Transcribe each of the records below exactly, excluding all pictures.

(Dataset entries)
◆ ◆ ◆ ◆ ◆ ◆ ◆

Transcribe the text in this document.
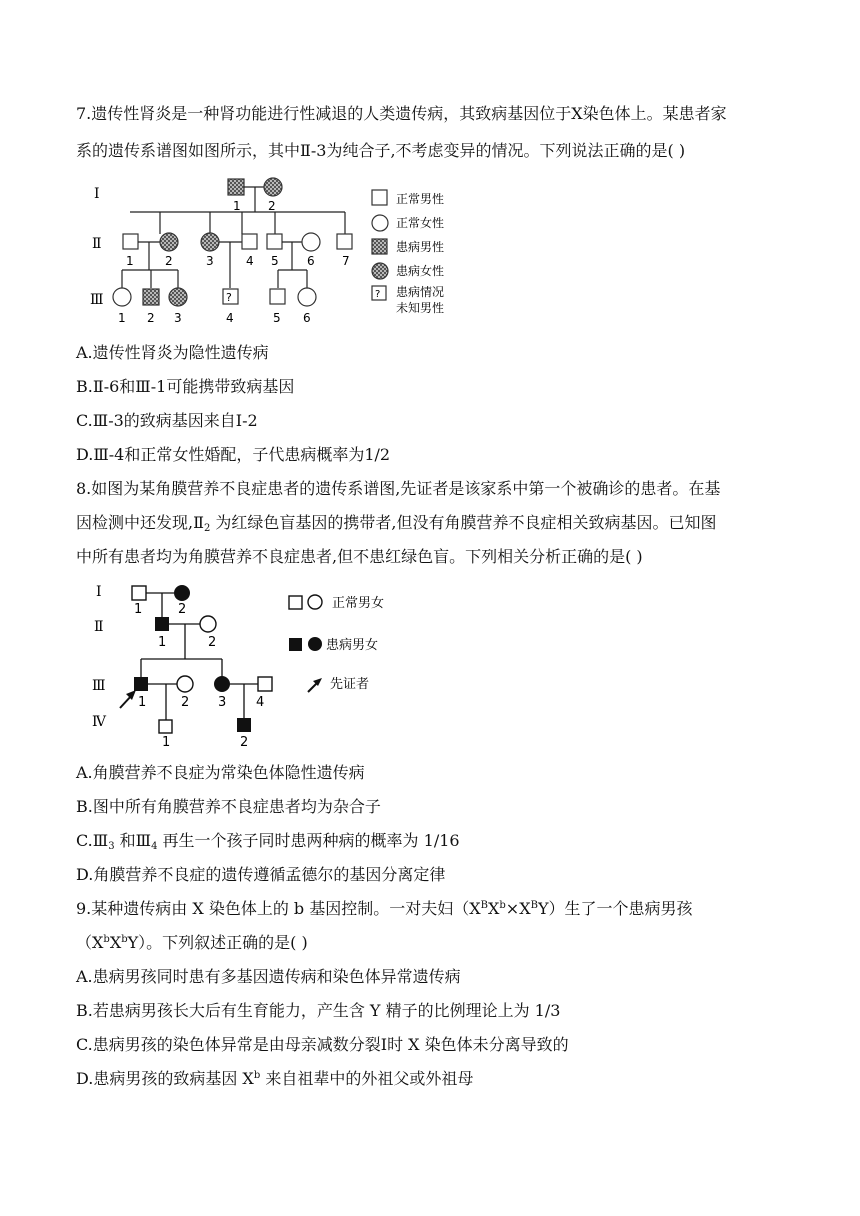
7.遗传性肾炎是一种肾功能进行性减退的人类遗传病，其致病基因位于X染色体上。某患者家
系的遗传系谱图如图所示，其中Ⅱ-3为纯合子,不考虑变异的情况。下列说法正确的是( )
Ⅰ
Ⅱ
Ⅲ
1 2
1	2	3	4 5 6 7
?
1 2 3	4	5 6
正常男性
正常女性
患病男性
患病女性
? 患病情况
未知男性
A.遗传性肾炎为隐性遗传病
B.Ⅱ-6和Ⅲ-1可能携带致病基因
C.Ⅲ-3的致病基因来自Ⅰ-2
D.Ⅲ-4和正常女性婚配，子代患病概率为1/2
8.如图为某角膜营养不良症患者的遗传系谱图,先证者是该家系中第一个被确诊的患者。在基
因检测中还发现$,Ⅱ_2$ 为红绿色盲基因的携带者,但没有角膜营养不良症相关致病基因。已知图
中所有患者均为角膜营养不良症患者,但不患红绿色盲。下列相关分析正确的是( )
Ⅰ
Ⅱ
Ⅲ
Ⅳ
1	2
1	2
1	2 3 4
1	2
正常男女
患病男女
先证者
A.角膜营养不良症为常染色体隐性遗传病
B.图中所有角膜营养不良症患者均为杂合子
$C.Ⅲ_3$ 和$Ⅲ_4$ 再生一个孩子同时患两种病的概率为 1/16
D.角膜营养不良症的遗传遵循孟德尔的基因分离定律
9.某种遗传病由 X 染色体上的 b 基因控制。一对夫妇$(X^BX^b\times X^BY)$生了一个患病男孩
$(X^bX^bY)$。下列叙述正确的是( )
A.患病男孩同时患有多基因遗传病和染色体异常遗传病
B.若患病男孩长大后有生育能力，产生含 Y 精子的比例理论上为 1/3
C.患病男孩的染色体异常是由母亲减数分裂Ⅰ时 X 染色体未分离导致的
D.患病男孩的致病基因 $X^b$ 来自祖辈中的外祖父或外祖母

◆ ◆ ◆ ◆ ◆ ◆ ◆

▶ [Completed task]
Transcribe the text in this document.
7.遗传性肾炎是一种肾功能进行性减退的人类遗传病，其致病基因位于X染色体上。某患者家
系的遗传系谱图如图所示，其中Ⅱ-3为纯合子,不考虑变异的情况。下列说法正确的是( )
Ⅰ
Ⅱ
Ⅲ
1 2
1	2	3	4 5 6 7
?
1 2 3	4	5 6
正常男性
正常女性
患病男性
患病女性
? 患病情况
未知男性
A.遗传性肾炎为隐性遗传病
B.Ⅱ-6和Ⅲ-1可能携带致病基因
C.Ⅲ-3的致病基因来自Ⅰ-2
D.Ⅲ-4和正常女性婚配，子代患病概率为1/2
8.如图为某角膜营养不良症患者的遗传系谱图,先证者是该家系中第一个被确诊的患者。在基
因检测中还发现$,Ⅱ_2$ 为红绿色盲基因的携带者,但没有角膜营养不良症相关致病基因。已知图
中所有患者均为角膜营养不良症患者,但不患红绿色盲。下列相关分析正确的是( )
Ⅰ
Ⅱ
Ⅲ
Ⅳ
1	2
1	2
1	2 3 4
1	2
正常男女
患病男女
先证者
A.角膜营养不良症为常染色体隐性遗传病
B.图中所有角膜营养不良症患者均为杂合子
$C.Ⅲ_3$ 和$Ⅲ_4$ 再生一个孩子同时患两种病的概率为 1/16
D.角膜营养不良症的遗传遵循孟德尔的基因分离定律
9.某种遗传病由 X 染色体上的 b 基因控制。一对夫妇$(X^BX^b\times X^BY)$生了一个患病男孩
$(X^bX^bY)$。下列叙述正确的是( )
A.患病男孩同时患有多基因遗传病和染色体异常遗传病
B.若患病男孩长大后有生育能力，产生含 Y 精子的比例理论上为 1/3
C.患病男孩的染色体异常是由母亲减数分裂Ⅰ时 X 染色体未分离导致的
D.患病男孩的致病基因 $X^b$ 来自祖辈中的外祖父或外祖母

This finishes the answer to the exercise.